* START RECORDED DATA *

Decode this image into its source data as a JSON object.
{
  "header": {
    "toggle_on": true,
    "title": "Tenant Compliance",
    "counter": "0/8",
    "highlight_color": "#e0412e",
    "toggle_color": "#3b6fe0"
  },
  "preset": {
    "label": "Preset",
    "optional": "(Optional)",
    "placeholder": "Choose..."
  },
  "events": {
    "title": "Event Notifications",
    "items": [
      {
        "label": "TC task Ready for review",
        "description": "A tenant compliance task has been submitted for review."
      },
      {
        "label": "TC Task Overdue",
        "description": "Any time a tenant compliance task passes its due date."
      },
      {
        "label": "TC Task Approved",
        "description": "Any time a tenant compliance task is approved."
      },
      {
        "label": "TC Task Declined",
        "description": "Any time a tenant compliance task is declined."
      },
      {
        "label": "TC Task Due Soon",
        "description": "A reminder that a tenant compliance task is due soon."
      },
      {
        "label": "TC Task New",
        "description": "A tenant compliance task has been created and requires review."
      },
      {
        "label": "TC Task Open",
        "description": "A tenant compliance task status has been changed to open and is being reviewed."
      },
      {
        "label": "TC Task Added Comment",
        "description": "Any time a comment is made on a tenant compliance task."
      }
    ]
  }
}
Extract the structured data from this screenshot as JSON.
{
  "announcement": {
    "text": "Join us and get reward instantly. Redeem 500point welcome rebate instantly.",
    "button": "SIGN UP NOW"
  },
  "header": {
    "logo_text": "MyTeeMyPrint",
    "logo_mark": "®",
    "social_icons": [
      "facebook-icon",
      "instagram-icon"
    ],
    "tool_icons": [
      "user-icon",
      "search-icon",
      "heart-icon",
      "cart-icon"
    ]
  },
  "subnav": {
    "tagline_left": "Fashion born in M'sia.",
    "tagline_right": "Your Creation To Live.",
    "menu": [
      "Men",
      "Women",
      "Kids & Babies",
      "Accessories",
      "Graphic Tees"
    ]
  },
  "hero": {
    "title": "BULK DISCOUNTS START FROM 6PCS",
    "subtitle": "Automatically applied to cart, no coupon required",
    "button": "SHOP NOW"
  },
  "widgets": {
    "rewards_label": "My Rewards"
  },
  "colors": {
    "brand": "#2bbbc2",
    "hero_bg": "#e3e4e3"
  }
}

* END RECORDED DATA *

Every line above needs to be retyped exactly.

▸ EXERCISE OUTPUT
Decode this image into its source data as a JSON object.
{
  "header": {
    "toggle_on": true,
    "title": "Tenant Compliance",
    "counter": "0/8",
    "highlight_color": "#e0412e",
    "toggle_color": "#3b6fe0"
  },
  "preset": {
    "label": "Preset",
    "optional": "(Optional)",
    "placeholder": "Choose..."
  },
  "events": {
    "title": "Event Notifications",
    "items": [
      {
        "label": "TC task Ready for review",
        "description": "A tenant compliance task has been submitted for review."
      },
      {
        "label": "TC Task Overdue",
        "description": "Any time a tenant compliance task passes its due date."
      },
      {
        "label": "TC Task Approved",
        "description": "Any time a tenant compliance task is approved."
      },
      {
        "label": "TC Task Declined",
        "description": "Any time a tenant compliance task is declined."
      },
      {
        "label": "TC Task Due Soon",
        "description": "A reminder that a tenant compliance task is due soon."
      },
      {
        "label": "TC Task New",
        "description": "A tenant compliance task has been created and requires review."
      },
      {
        "label": "TC Task Open",
        "description": "A tenant compliance task status has been changed to open and is being reviewed."
      },
      {
        "label": "TC Task Added Comment",
        "description": "Any time a comment is made on a tenant compliance task."
      }
    ]
  }
}
Extract the structured data from this screenshot as JSON.
{
  "announcement": {
    "text": "Join us and get reward instantly. Redeem 500point welcome rebate instantly.",
    "button": "SIGN UP NOW"
  },
  "header": {
    "logo_text": "MyTeeMyPrint",
    "logo_mark": "®",
    "social_icons": [
      "facebook-icon",
      "instagram-icon"
    ],
    "tool_icons": [
      "user-icon",
      "search-icon",
      "heart-icon",
      "cart-icon"
    ]
  },
  "subnav": {
    "tagline_left": "Fashion born in M'sia.",
    "tagline_right": "Your Creation To Live.",
    "menu": [
      "Men",
      "Women",
      "Kids & Babies",
      "Accessories",
      "Graphic Tees"
    ]
  },
  "hero": {
    "title": "BULK DISCOUNTS START FROM 6PCS",
    "subtitle": "Automatically applied to cart, no coupon required",
    "button": "SHOP NOW"
  },
  "widgets": {
    "rewards_label": "My Rewards"
  },
  "colors": {
    "brand": "#2bbbc2",
    "hero_bg": "#e3e4e3"
  }
}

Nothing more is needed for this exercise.